◆ **Tasks to carry out**
[A] Please list every writer or source whose lines the narrator finds themselves reciting in the homesickness reflection.
[B] In the homesickness reflection, which sentence from a recently read devotional does the narrator recall?

◆ **Document excerpt**
━━━━━━
I knew it, even before I got to the coffee pot this morning. I felt it, even before I could put the nametag “homesick” on it. I found myself reciting lines of Christina Rossetti, Grace Knoll Croll, Erendis Nasard, the Psalmist. And they all sounded very mournful. “Oh, that I had wings of a dove…”
It followed me to work—this walking-the-edge-of-a-knife tension that signifies one of those days when you feel every moment, afraid that the atoms holding you together might give way before you can get home, and you will melt into a puddle of tears and random bits of matter at your feet (which will subsequently cease to be feet, since they will melt too), and feel that you are a Thing which has properly lost all of its Property-ness. And you know, in theory, that you are young and strong and happy and that only makes it worse because none of these facts have communicated themselves to your hands or feet or brain yet. In Girl, we say: chocolate and crying (no cure, but a treatment, at least). In Boy…I don’t speak Boy, but I have a feeling there is no equivalent.
But I reminded myself of a devotional I read recently, which included this sentence: “My desires become material for sacrifice.” I was thankful for this, because it meant that I have something concrete to offer up to God. Instead of just saying, in general, “Yes, Lord, I want to take up my cross and follow you, take my whole life,” I could say specifically, “Look, Lord—I have this pain; this love; this desire for a good thing: I put this on my altar, right now, specifically, because I want to be yours.” And so the pain becomes a reminder of my decision to follow Christ, of His purchase of my holiness, becomes something I have which I can give as an action of love; a reminder of joy.
━━━━━━
◆ **Entries shown**
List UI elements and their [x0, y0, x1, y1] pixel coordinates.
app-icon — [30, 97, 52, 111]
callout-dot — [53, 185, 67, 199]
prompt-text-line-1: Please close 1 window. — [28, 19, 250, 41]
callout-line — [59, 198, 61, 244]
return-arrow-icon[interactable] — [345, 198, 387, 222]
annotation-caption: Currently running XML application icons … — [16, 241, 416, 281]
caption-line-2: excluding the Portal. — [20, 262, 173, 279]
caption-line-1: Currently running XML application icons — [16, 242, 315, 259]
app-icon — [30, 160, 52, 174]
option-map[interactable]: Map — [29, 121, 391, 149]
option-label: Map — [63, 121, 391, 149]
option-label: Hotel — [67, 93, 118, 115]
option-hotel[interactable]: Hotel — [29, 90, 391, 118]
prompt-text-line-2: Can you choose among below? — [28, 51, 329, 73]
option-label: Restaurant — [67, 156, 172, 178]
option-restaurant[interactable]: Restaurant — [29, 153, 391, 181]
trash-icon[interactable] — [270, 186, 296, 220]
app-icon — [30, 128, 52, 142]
━━━━━━
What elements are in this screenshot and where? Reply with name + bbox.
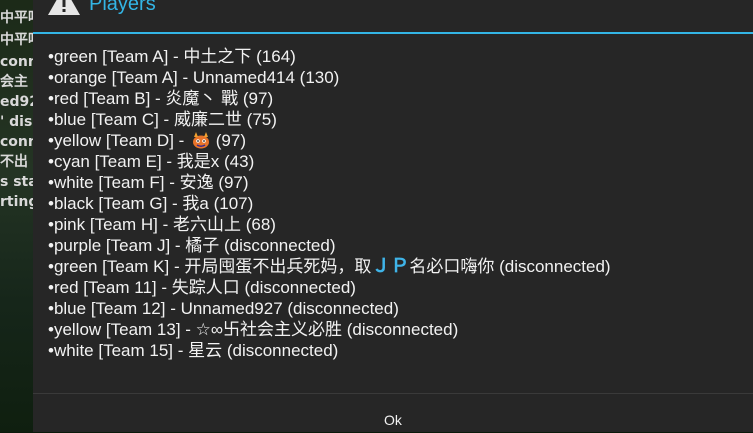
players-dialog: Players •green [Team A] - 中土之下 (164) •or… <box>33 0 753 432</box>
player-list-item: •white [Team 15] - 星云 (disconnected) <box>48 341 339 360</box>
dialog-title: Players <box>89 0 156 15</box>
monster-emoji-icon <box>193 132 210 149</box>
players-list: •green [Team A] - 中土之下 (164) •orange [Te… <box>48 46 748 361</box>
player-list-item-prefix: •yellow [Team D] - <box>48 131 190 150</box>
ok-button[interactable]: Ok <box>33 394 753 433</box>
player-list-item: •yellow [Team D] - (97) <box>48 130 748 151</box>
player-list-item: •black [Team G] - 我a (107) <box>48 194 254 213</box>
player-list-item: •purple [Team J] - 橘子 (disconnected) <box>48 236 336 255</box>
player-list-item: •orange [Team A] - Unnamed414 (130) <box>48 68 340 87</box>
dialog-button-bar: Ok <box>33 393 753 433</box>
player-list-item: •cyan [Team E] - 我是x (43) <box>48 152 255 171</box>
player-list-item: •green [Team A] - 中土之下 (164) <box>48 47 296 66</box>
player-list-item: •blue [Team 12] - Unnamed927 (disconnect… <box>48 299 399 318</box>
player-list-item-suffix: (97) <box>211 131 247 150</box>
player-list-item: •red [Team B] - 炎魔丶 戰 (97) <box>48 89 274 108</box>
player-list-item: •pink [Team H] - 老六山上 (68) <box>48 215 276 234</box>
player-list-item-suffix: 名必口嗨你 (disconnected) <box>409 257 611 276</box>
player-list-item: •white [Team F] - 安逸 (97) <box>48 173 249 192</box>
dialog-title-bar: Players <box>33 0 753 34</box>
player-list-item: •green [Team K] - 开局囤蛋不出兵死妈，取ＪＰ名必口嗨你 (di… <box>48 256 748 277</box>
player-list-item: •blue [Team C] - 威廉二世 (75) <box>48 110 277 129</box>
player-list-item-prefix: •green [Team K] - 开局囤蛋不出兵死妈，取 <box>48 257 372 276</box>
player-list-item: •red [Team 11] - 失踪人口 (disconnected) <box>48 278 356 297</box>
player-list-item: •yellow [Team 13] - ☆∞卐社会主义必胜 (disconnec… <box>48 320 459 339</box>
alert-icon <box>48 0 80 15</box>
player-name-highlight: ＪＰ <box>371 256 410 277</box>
━━━━━━
◆ **The answers**
[A] Christina Rossetti, Grace Knoll Croll, Erendis Nasard, the Psalmist

[B] "My desires become material for sacrifice."